- _Problem to solve_
Find how many lines in the material hold the word "this", then state that number and nothing more.

- _Records for the exercise_
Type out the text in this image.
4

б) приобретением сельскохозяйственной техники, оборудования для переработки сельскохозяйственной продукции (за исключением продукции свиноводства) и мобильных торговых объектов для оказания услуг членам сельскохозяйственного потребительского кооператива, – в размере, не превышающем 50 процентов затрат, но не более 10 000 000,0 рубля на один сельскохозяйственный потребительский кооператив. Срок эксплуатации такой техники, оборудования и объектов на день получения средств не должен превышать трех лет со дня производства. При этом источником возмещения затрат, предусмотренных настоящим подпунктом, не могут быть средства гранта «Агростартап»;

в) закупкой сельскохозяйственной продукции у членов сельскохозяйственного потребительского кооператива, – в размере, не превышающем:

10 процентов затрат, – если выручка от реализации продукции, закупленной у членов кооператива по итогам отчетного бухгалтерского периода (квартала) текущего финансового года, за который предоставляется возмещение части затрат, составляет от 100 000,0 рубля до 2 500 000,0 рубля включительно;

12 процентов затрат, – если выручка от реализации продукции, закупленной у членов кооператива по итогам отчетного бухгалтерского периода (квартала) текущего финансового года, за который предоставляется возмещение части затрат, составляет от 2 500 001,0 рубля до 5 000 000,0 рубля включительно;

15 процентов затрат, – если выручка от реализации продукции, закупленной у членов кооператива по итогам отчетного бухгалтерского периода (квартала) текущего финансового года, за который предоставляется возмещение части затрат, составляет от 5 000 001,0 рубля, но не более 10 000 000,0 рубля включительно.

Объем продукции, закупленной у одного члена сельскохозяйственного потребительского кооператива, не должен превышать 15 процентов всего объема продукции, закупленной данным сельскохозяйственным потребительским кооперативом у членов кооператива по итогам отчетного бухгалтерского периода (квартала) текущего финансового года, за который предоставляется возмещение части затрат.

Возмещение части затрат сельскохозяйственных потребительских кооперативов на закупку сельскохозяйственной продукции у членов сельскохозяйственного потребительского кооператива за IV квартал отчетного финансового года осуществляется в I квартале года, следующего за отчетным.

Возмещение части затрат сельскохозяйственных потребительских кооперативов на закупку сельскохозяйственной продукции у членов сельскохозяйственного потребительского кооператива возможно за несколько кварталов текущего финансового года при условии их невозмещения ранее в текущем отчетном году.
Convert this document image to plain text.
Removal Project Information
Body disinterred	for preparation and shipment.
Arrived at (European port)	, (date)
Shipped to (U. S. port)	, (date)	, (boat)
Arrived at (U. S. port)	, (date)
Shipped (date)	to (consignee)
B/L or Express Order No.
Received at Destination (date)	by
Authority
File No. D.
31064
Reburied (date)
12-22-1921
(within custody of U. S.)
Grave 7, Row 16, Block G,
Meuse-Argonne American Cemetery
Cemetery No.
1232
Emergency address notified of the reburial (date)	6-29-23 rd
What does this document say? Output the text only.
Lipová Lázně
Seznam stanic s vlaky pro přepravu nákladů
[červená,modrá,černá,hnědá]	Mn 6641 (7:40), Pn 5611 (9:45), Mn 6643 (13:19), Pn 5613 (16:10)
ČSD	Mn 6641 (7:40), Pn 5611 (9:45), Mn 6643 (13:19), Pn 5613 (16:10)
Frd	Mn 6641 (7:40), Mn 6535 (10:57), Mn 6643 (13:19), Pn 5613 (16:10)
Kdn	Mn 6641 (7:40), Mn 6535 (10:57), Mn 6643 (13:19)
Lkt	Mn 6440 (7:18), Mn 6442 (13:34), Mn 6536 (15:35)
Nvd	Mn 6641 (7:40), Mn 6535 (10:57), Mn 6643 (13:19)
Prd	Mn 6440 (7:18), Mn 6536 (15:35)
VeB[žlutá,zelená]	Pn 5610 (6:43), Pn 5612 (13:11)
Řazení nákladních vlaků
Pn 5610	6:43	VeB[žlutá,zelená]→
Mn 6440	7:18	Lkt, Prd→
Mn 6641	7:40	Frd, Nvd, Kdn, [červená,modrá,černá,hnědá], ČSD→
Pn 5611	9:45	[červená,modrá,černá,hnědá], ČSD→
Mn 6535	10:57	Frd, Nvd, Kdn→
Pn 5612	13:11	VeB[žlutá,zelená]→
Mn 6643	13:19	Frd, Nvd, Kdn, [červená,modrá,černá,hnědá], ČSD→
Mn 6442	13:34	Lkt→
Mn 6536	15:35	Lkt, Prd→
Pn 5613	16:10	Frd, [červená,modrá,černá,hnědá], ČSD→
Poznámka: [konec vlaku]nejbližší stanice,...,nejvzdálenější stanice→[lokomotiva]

- _Full answer_
3